Objective
How many of these lines hold the string "text"? Answer with the number only.

(Records from a dataset)

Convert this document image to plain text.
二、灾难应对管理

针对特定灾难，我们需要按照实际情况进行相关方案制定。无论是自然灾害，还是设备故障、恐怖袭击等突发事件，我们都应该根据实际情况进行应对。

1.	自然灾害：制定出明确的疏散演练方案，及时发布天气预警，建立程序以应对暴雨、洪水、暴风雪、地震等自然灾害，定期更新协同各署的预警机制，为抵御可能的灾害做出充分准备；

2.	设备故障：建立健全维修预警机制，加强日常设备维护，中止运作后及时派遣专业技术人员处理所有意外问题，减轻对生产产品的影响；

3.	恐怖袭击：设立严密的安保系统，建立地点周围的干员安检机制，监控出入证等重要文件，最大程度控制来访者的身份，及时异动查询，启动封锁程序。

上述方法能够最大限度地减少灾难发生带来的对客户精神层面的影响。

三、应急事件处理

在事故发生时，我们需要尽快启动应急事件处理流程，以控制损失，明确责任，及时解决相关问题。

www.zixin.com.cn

--

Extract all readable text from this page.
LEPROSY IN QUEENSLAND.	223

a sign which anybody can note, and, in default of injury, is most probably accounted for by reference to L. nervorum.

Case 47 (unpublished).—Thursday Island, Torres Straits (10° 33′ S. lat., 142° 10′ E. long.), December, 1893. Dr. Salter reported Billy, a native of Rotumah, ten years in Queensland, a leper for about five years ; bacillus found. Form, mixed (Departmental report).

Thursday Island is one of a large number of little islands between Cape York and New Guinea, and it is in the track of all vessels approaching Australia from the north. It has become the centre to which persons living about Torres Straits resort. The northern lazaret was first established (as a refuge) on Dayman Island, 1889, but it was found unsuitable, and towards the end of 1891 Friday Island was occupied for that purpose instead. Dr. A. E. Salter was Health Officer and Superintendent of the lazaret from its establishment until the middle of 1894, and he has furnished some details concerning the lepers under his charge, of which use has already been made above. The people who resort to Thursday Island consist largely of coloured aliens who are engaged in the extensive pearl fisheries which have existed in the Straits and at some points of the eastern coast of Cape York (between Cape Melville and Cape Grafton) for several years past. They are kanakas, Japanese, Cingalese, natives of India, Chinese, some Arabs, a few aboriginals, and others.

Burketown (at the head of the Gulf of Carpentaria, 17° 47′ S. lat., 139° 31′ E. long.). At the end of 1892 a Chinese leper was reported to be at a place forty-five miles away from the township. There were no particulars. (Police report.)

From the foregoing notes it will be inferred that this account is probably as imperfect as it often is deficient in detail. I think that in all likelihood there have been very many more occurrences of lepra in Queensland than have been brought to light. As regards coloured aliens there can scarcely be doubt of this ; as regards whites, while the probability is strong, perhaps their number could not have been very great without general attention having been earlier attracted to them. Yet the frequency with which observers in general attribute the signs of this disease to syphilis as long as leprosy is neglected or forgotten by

Result of the task
2